He had “no objection to windfall taxes if they are genuinely about windfall profits caused by expected conditions in energy prices. Any such tax should be temporary, not deter investment and recognise the cyclical nature of energy businesses.”
It is understood that Treasury officials will meet energy bosses on Friday to discuss the proposals.
The surge in gas prices, in part fuelled by Russia’s invasion of Ukraine, has handed a surprise lift in profits to oil and gas companies, and generators including nuclear power stations and windfarms on older contracts.
Officials have spent more than six months examining methods of taxing electricity generators, some of which have enjoyed big profits on the back of soaring power prices – which are linked to the rising wholesale cost of natural gas, even for renewable power such as wind and solar – while their costs remained largely stable. Companies have argued that a tax on generators could deter investment in green energy and would be difficult to design in a fair manner because many companies had sold most of their power ahead, reducing their windfall.
However, the energy profits levy has been criticised as it does not extend to the excess cash generated by oil and gas giants’ trading, refining and forecourts divisions. Hunt did not alter the levy to reach these windfalls.
Alice Harrison, fossil fuels campaign leader at Global Witness, said: “The British public has every right to be angry when just a few weeks ago BP and Shell announced combined profits of £15bn in only the third quarter of this year.
“This so-called windfall tax and budget doesn’t go anywhere near what’s needed to protect UK citizens that are being dragged into poverty, and barely touches the sides of the immense profits that energy companies have been amassing.”
Hunt confirmed during his speech that the energy crisis had added £150bn to bills this year. The move to restrict profits on electricity generators represents a departure from the former prime minister Liz Truss’s plan to cap the revenues of renewable and nuclear power producers from next year, in line with the EU’s “revenue cap”. The government has worked on plans to shift companies on a voluntary basis to contracts for difference, which cap their revenues but guarantee them a long-term income. However, industry sources said negotiations had stalled in recent weeks and the plan would not be implemented imminently.

◆ ◆ ◆ ◆

SET TASK A
Copy the records word for word, beginning at their first line and stopping after the line that contains "legend-box [992, 69, 1243, 391]".
The records have no connection to the text above them.

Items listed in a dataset
◆ ◆ ◆ ◆

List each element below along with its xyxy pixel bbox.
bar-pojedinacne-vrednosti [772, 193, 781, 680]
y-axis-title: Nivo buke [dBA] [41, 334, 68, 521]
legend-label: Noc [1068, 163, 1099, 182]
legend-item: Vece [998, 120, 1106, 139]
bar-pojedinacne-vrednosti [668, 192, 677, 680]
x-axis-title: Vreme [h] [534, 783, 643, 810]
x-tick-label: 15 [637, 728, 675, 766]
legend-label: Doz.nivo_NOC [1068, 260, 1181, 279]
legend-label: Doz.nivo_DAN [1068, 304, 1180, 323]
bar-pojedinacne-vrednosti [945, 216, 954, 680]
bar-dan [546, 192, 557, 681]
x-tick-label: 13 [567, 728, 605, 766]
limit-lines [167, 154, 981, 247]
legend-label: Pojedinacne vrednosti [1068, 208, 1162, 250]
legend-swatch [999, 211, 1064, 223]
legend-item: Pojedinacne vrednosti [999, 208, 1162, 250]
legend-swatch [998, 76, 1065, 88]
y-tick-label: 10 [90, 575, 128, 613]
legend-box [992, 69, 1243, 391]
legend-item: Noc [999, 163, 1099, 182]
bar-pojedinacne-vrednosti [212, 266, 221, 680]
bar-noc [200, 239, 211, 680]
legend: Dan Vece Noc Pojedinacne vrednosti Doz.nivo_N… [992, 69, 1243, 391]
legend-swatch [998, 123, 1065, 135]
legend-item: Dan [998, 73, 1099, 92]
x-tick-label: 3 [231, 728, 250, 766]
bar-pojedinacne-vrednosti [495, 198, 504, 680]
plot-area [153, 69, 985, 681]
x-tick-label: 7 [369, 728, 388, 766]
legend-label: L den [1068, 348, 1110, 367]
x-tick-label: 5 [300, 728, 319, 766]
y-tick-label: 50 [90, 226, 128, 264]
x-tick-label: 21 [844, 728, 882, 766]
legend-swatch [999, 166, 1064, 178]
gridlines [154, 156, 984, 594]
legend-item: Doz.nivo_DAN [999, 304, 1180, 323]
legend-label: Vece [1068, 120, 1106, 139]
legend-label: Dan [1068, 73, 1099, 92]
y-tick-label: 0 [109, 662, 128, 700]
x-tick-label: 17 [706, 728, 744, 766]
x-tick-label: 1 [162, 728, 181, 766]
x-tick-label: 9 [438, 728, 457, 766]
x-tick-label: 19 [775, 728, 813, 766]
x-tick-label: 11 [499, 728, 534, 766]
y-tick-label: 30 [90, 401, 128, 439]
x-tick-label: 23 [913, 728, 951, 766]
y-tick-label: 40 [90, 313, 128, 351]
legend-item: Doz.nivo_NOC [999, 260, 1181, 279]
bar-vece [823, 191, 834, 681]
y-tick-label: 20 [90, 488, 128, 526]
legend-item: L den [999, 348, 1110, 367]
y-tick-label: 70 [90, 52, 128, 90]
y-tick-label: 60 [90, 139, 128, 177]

◆ ◆ ◆ ◆

SET TASK B
In the article on the windfall tax, how much did Hunt confirm the energy crisis had added to bills this year?

WRITTEN RESPONSE A
List each element below along with its xyxy pixel bbox.
bar-pojedinacne-vrednosti [772, 193, 781, 680]
y-axis-title: Nivo buke [dBA] [41, 334, 68, 521]
legend-label: Noc [1068, 163, 1099, 182]
legend-item: Vece [998, 120, 1106, 139]
bar-pojedinacne-vrednosti [668, 192, 677, 680]
x-axis-title: Vreme [h] [534, 783, 643, 810]
x-tick-label: 15 [637, 728, 675, 766]
legend-label: Doz.nivo_NOC [1068, 260, 1181, 279]
legend-label: Doz.nivo_DAN [1068, 304, 1180, 323]
bar-pojedinacne-vrednosti [945, 216, 954, 680]
bar-dan [546, 192, 557, 681]
x-tick-label: 13 [567, 728, 605, 766]
limit-lines [167, 154, 981, 247]
legend-label: Pojedinacne vrednosti [1068, 208, 1162, 250]
legend-swatch [999, 211, 1064, 223]
legend-item: Pojedinacne vrednosti [999, 208, 1162, 250]
legend-swatch [998, 76, 1065, 88]
y-tick-label: 10 [90, 575, 128, 613]
legend-box [992, 69, 1243, 391]

WRITTEN RESPONSE B
£150bn